— START OF Dataset records —

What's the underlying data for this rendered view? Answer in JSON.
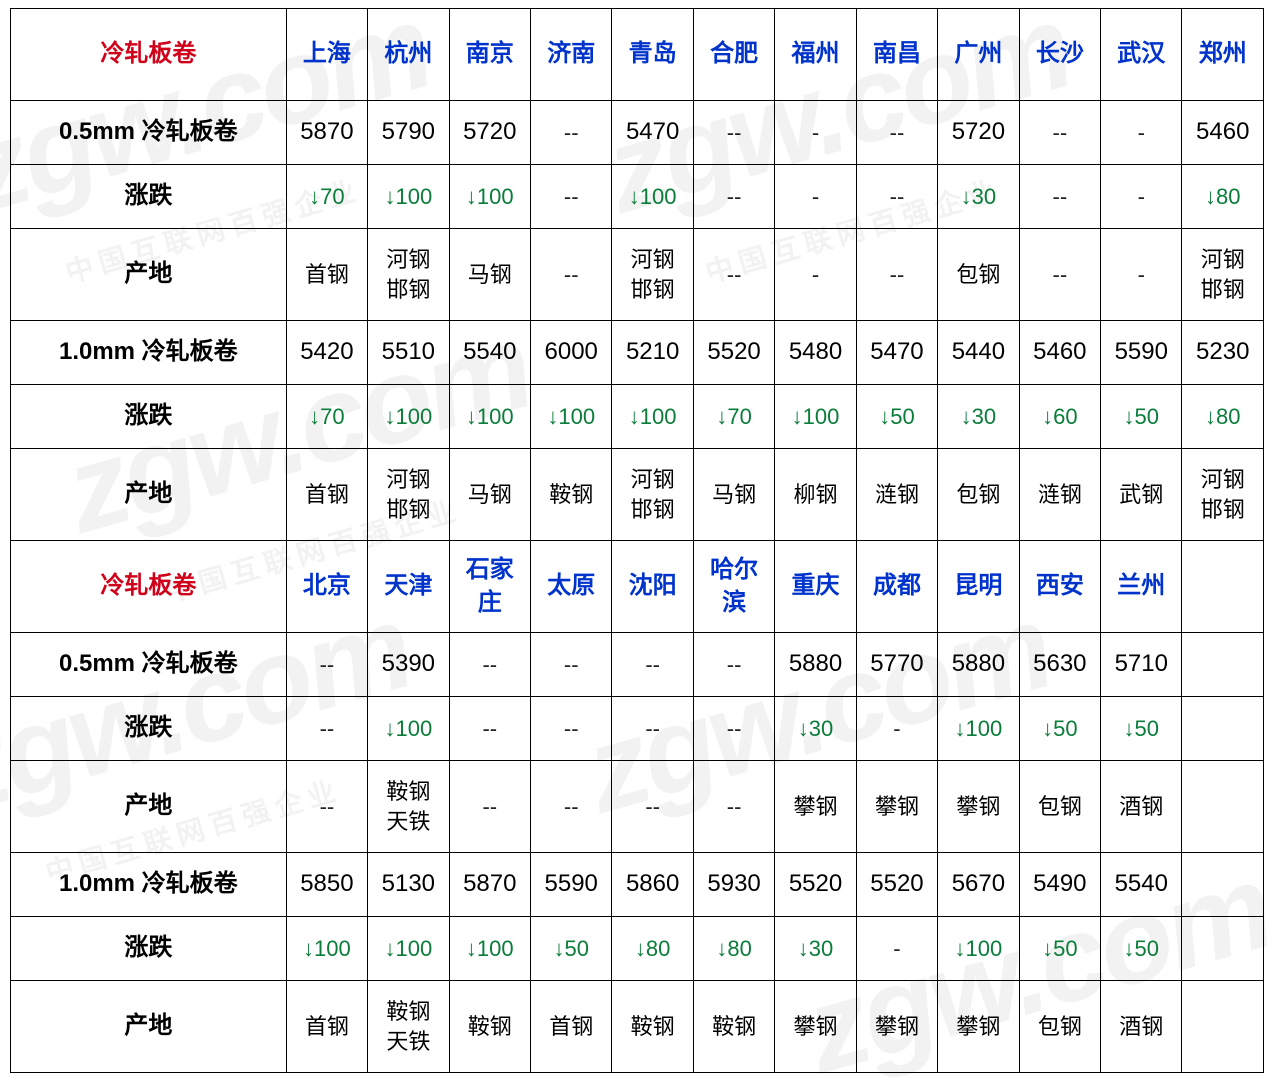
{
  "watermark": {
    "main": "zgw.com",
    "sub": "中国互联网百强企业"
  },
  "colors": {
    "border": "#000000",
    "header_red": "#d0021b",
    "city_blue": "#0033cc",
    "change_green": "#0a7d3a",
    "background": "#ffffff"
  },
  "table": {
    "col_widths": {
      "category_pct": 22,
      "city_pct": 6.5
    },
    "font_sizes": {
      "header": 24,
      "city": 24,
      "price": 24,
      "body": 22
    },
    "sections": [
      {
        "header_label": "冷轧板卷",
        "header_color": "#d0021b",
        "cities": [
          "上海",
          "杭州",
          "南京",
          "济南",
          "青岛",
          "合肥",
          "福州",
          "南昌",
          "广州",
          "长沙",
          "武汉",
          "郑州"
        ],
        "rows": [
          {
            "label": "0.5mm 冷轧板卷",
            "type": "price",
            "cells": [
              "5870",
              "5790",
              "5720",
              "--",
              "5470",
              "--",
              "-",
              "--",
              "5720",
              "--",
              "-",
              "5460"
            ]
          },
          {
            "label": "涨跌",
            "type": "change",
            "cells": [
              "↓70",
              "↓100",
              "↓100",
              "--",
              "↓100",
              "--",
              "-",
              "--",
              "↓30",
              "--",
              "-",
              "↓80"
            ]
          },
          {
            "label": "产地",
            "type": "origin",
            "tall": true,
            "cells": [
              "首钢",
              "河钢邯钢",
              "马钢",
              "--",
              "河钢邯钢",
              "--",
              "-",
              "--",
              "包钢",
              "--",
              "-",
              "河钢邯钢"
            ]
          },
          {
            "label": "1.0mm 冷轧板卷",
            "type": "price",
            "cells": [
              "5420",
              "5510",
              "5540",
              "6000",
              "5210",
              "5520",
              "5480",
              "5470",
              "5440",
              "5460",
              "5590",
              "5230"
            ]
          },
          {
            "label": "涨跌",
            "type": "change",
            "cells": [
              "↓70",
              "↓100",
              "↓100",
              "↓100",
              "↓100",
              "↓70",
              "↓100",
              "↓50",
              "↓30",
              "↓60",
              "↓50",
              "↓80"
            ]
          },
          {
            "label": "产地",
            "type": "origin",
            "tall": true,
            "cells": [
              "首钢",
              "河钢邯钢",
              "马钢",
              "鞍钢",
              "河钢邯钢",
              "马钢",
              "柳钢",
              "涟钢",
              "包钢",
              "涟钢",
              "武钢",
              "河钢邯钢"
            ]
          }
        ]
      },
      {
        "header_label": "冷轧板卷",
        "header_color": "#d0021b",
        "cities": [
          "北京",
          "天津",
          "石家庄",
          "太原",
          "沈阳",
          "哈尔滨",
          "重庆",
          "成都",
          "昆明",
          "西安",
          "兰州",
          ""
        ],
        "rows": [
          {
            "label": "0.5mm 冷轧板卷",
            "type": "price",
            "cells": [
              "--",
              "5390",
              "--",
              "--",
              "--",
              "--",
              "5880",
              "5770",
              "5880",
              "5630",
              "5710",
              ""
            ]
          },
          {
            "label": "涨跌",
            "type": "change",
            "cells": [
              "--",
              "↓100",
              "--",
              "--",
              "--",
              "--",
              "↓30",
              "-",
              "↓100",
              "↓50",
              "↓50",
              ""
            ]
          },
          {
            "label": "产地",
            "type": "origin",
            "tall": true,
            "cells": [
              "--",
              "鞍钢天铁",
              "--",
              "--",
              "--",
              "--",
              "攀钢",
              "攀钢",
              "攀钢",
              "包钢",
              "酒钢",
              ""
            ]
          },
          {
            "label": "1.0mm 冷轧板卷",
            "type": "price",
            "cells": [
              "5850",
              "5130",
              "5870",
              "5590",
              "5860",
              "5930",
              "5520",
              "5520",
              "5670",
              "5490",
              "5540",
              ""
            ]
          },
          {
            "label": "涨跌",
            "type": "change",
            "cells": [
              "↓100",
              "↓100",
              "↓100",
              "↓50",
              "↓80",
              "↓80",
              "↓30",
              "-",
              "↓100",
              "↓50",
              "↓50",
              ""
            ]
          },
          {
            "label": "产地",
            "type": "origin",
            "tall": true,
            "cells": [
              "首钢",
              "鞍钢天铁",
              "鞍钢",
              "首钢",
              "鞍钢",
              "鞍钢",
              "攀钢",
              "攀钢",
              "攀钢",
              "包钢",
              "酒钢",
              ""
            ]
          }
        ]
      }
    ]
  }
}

— END OF Dataset records —

● Exercise goal: Transcribe every record above exactly, leaving out the pictures.

● Task result:
What's the underlying data for this rendered view? Answer in JSON.
{
  "watermark": {
    "main": "zgw.com",
    "sub": "中国互联网百强企业"
  },
  "colors": {
    "border": "#000000",
    "header_red": "#d0021b",
    "city_blue": "#0033cc",
    "change_green": "#0a7d3a",
    "background": "#ffffff"
  },
  "table": {
    "col_widths": {
      "category_pct": 22,
      "city_pct": 6.5
    },
    "font_sizes": {
      "header": 24,
      "city": 24,
      "price": 24,
      "body": 22
    },
    "sections": [
      {
        "header_label": "冷轧板卷",
        "header_color": "#d0021b",
        "cities": [
          "上海",
          "杭州",
          "南京",
          "济南",
          "青岛",
          "合肥",
          "福州",
          "南昌",
          "广州",
          "长沙",
          "武汉",
          "郑州"
        ],
        "rows": [
          {
            "label": "0.5mm 冷轧板卷",
            "type": "price",
            "cells": [
              "5870",
              "5790",
              "5720",
              "--",
              "5470",
              "--",
              "-",
              "--",
              "5720",
              "--",
              "-",
              "5460"
            ]
          },
          {
            "label": "涨跌",
            "type": "change",
            "cells": [
              "↓70",
              "↓100",
              "↓100",
              "--",
              "↓100",
              "--",
              "-",
              "--",
              "↓30",
              "--",
              "-",
              "↓80"
            ]
          },
          {
            "label": "产地",
            "type": "origin",
            "tall": true,
            "cells": [
              "首钢",
              "河钢邯钢",
              "马钢",
              "--",
              "河钢邯钢",
              "--",
              "-",
              "--",
              "包钢",
              "--",
              "-",
              "河钢邯钢"
            ]
          },
          {
            "label": "1.0mm 冷轧板卷",
            "type": "price",
            "cells": [
              "5420",
              "5510",
              "5540",
              "6000",
              "5210",
              "5520",
              "5480",
              "5470",
              "5440",
              "5460",
              "5590",
              "5230"
            ]
          },
          {
            "label": "涨跌",
            "type": "change",
            "cells": [
              "↓70",
              "↓100",
              "↓100",
              "↓100",
              "↓100",
              "↓70",
              "↓100",
              "↓50",
              "↓30",
              "↓60",
              "↓50",
              "↓80"
            ]
          },
          {
            "label": "产地",
            "type": "origin",
            "tall": true,
            "cells": [
              "首钢",
              "河钢邯钢",
              "马钢",
              "鞍钢",
              "河钢邯钢",
              "马钢",
              "柳钢",
              "涟钢",
              "包钢",
              "涟钢",
              "武钢",
              "河钢邯钢"
            ]
          }
        ]
      },
      {
        "header_label": "冷轧板卷",
        "header_color": "#d0021b",
        "cities": [
          "北京",
          "天津",
          "石家庄",
          "太原",
          "沈阳",
          "哈尔滨",
          "重庆",
          "成都",
          "昆明",
          "西安",
          "兰州",
          ""
        ],
        "rows": [
          {
            "label": "0.5mm 冷轧板卷",
            "type": "price",
            "cells": [
              "--",
              "5390",
              "--",
              "--",
              "--",
              "--",
              "5880",
              "5770",
              "5880",
              "5630",
              "5710",
              ""
            ]
          },
          {
            "label": "涨跌",
            "type": "change",
            "cells": [
              "--",
              "↓100",
              "--",
              "--",
              "--",
              "--",
              "↓30",
              "-",
              "↓100",
              "↓50",
              "↓50",
              ""
            ]
          },
          {
            "label": "产地",
            "type": "origin",
            "tall": true,
            "cells": [
              "--",
              "鞍钢天铁",
              "--",
              "--",
              "--",
              "--",
              "攀钢",
              "攀钢",
              "攀钢",
              "包钢",
              "酒钢",
              ""
            ]
          },
          {
            "label": "1.0mm 冷轧板卷",
            "type": "price",
            "cells": [
              "5850",
              "5130",
              "5870",
              "5590",
              "5860",
              "5930",
              "5520",
              "5520",
              "5670",
              "5490",
              "5540",
              ""
            ]
          },
          {
            "label": "涨跌",
            "type": "change",
            "cells": [
              "↓100",
              "↓100",
              "↓100",
              "↓50",
              "↓80",
              "↓80",
              "↓30",
              "-",
              "↓100",
              "↓50",
              "↓50",
              ""
            ]
          },
          {
            "label": "产地",
            "type": "origin",
            "tall": true,
            "cells": [
              "首钢",
              "鞍钢天铁",
              "鞍钢",
              "首钢",
              "鞍钢",
              "鞍钢",
              "攀钢",
              "攀钢",
              "攀钢",
              "包钢",
              "酒钢",
              ""
            ]
          }
        ]
      }
    ]
  }
}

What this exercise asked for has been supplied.